Check the listing below line by line and report how many lines hold "properties", with no other words.

/---

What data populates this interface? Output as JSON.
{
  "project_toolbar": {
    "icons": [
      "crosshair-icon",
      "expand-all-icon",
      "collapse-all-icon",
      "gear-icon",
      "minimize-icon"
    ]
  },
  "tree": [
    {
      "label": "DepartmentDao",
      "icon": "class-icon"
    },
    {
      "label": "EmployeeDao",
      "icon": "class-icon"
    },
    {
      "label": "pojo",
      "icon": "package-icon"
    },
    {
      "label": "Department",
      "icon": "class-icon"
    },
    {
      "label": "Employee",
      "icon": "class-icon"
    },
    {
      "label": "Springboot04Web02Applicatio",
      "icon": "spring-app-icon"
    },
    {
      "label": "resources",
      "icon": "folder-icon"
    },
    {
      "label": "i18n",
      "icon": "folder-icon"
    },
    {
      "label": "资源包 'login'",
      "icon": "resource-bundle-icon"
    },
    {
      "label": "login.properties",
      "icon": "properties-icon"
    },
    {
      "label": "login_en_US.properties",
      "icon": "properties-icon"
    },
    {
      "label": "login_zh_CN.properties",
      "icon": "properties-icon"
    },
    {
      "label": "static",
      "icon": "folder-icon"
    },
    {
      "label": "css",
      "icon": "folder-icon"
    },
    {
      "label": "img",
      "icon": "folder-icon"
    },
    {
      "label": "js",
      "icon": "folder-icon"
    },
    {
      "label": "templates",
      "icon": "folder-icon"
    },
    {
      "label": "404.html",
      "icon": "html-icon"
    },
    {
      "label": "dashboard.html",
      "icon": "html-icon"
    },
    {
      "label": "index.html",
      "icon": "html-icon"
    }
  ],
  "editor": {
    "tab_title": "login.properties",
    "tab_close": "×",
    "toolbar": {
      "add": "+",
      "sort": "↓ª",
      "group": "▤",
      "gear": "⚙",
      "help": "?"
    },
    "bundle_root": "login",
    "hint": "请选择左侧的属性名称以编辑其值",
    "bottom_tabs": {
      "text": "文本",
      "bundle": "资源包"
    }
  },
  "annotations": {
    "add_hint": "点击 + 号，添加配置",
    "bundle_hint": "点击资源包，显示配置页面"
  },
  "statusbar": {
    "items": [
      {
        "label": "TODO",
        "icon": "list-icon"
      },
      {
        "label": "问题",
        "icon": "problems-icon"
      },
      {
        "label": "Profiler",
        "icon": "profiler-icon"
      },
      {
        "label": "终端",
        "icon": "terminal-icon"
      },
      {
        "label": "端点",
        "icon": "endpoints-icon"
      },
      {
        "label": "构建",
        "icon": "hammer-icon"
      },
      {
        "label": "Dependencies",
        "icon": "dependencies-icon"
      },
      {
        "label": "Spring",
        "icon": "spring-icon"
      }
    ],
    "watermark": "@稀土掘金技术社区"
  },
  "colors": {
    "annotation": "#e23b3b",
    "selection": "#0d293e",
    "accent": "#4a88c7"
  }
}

\---

**The solution:**
7